### Data under study
-*-*-
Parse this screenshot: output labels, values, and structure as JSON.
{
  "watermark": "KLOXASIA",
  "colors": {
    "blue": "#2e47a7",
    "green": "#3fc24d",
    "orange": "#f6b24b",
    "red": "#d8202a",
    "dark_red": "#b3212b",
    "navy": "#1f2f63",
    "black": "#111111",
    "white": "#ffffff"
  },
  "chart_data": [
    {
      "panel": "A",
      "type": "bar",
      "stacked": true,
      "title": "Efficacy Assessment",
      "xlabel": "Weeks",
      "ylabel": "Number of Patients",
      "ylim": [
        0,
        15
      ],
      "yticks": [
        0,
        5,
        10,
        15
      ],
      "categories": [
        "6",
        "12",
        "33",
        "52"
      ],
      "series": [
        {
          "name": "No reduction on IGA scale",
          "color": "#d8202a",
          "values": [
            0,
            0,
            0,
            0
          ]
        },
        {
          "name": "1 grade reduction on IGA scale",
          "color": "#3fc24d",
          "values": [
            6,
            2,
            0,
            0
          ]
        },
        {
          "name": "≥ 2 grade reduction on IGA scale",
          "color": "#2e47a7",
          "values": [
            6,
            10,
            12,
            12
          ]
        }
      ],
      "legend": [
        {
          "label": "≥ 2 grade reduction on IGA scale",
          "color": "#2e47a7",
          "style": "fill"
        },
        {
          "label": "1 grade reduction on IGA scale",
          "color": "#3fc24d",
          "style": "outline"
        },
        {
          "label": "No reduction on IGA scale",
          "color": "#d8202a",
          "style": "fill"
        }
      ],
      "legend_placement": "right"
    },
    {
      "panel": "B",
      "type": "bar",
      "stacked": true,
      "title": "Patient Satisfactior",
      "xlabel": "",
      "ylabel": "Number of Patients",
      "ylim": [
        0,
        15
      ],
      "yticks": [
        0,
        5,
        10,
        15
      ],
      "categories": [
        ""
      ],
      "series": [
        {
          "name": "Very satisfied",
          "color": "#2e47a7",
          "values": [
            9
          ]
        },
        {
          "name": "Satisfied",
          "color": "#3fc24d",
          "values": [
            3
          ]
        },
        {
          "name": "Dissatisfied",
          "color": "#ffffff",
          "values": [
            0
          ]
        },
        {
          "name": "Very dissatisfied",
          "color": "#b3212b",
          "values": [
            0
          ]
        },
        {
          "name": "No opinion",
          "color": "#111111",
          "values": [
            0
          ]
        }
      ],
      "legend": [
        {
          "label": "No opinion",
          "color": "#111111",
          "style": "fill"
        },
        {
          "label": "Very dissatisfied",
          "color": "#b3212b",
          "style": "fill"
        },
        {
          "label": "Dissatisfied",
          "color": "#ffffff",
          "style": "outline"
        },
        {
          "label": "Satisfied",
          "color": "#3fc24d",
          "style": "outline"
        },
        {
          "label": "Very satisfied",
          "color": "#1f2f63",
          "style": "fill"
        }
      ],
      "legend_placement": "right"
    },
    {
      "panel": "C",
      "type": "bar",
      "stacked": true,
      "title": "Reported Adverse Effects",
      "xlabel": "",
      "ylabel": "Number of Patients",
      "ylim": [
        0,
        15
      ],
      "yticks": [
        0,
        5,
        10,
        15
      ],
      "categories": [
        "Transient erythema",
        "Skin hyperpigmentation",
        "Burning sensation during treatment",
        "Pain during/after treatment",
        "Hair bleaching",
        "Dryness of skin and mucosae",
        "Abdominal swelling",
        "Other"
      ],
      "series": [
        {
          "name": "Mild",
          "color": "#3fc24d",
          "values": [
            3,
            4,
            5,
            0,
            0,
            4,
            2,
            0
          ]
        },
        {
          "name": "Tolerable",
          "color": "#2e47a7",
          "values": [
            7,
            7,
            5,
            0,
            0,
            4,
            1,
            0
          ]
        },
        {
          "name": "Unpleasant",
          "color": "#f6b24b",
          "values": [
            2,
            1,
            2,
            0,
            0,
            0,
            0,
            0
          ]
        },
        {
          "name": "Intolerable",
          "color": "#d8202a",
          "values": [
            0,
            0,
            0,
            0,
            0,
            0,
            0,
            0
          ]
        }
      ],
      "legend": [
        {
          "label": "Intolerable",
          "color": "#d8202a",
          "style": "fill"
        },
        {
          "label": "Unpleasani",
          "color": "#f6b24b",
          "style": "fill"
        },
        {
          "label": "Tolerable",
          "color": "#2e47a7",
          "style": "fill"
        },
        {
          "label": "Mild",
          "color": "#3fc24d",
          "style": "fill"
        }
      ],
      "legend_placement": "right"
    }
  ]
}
-*-*-
### Exercise directions
What you return must match the data line for line.

### Solution for this task
Parse this screenshot: output labels, values, and structure as JSON.
{
  "watermark": "KLOXASIA",
  "colors": {
    "blue": "#2e47a7",
    "green": "#3fc24d",
    "orange": "#f6b24b",
    "red": "#d8202a",
    "dark_red": "#b3212b",
    "navy": "#1f2f63",
    "black": "#111111",
    "white": "#ffffff"
  },
  "chart_data": [
    {
      "panel": "A",
      "type": "bar",
      "stacked": true,
      "title": "Efficacy Assessment",
      "xlabel": "Weeks",
      "ylabel": "Number of Patients",
      "ylim": [
        0,
        15
      ],
      "yticks": [
        0,
        5,
        10,
        15
      ],
      "categories": [
        "6",
        "12",
        "33",
        "52"
      ],
      "series": [
        {
          "name": "No reduction on IGA scale",
          "color": "#d8202a",
          "values": [
            0,
            0,
            0,
            0
          ]
        },
        {
          "name": "1 grade reduction on IGA scale",
          "color": "#3fc24d",
          "values": [
            6,
            2,
            0,
            0
          ]
        },
        {
          "name": "≥ 2 grade reduction on IGA scale",
          "color": "#2e47a7",
          "values": [
            6,
            10,
            12,
            12
          ]
        }
      ],
      "legend": [
        {
          "label": "≥ 2 grade reduction on IGA scale",
          "color": "#2e47a7",
          "style": "fill"
        },
        {
          "label": "1 grade reduction on IGA scale",
          "color": "#3fc24d",
          "style": "outline"
        },
        {
          "label": "No reduction on IGA scale",
          "color": "#d8202a",
          "style": "fill"
        }
      ],
      "legend_placement": "right"
    },
    {
      "panel": "B",
      "type": "bar",
      "stacked": true,
      "title": "Patient Satisfactior",
      "xlabel": "",
      "ylabel": "Number of Patients",
      "ylim": [
        0,
        15
      ],
      "yticks": [
        0,
        5,
        10,
        15
      ],
      "categories": [
        ""
      ],
      "series": [
        {
          "name": "Very satisfied",
          "color": "#2e47a7",
          "values": [
            9
          ]
        },
        {
          "name": "Satisfied",
          "color": "#3fc24d",
          "values": [
            3
          ]
        },
        {
          "name": "Dissatisfied",
          "color": "#ffffff",
          "values": [
            0
          ]
        },
        {
          "name": "Very dissatisfied",
          "color": "#b3212b",
          "values": [
            0
          ]
        },
        {
          "name": "No opinion",
          "color": "#111111",
          "values": [
            0
          ]
        }
      ],
      "legend": [
        {
          "label": "No opinion",
          "color": "#111111",
          "style": "fill"
        },
        {
          "label": "Very dissatisfied",
          "color": "#b3212b",
          "style": "fill"
        },
        {
          "label": "Dissatisfied",
          "color": "#ffffff",
          "style": "outline"
        },
        {
          "label": "Satisfied",
          "color": "#3fc24d",
          "style": "outline"
        },
        {
          "label": "Very satisfied",
          "color": "#1f2f63",
          "style": "fill"
        }
      ],
      "legend_placement": "right"
    },
    {
      "panel": "C",
      "type": "bar",
      "stacked": true,
      "title": "Reported Adverse Effects",
      "xlabel": "",
      "ylabel": "Number of Patients",
      "ylim": [
        0,
        15
      ],
      "yticks": [
        0,
        5,
        10,
        15
      ],
      "categories": [
        "Transient erythema",
        "Skin hyperpigmentation",
        "Burning sensation during treatment",
        "Pain during/after treatment",
        "Hair bleaching",
        "Dryness of skin and mucosae",
        "Abdominal swelling",
        "Other"
      ],
      "series": [
        {
          "name": "Mild",
          "color": "#3fc24d",
          "values": [
            3,
            4,
            5,
            0,
            0,
            4,
            2,
            0
          ]
        },
        {
          "name": "Tolerable",
          "color": "#2e47a7",
          "values": [
            7,
            7,
            5,
            0,
            0,
            4,
            1,
            0
          ]
        },
        {
          "name": "Unpleasant",
          "color": "#f6b24b",
          "values": [
            2,
            1,
            2,
            0,
            0,
            0,
            0,
            0
          ]
        },
        {
          "name": "Intolerable",
          "color": "#d8202a",
          "values": [
            0,
            0,
            0,
            0,
            0,
            0,
            0,
            0
          ]
        }
      ],
      "legend": [
        {
          "label": "Intolerable",
          "color": "#d8202a",
          "style": "fill"
        },
        {
          "label": "Unpleasani",
          "color": "#f6b24b",
          "style": "fill"
        },
        {
          "label": "Tolerable",
          "color": "#2e47a7",
          "style": "fill"
        },
        {
          "label": "Mild",
          "color": "#3fc24d",
          "style": "fill"
        }
      ],
      "legend_placement": "right"
    }
  ]
}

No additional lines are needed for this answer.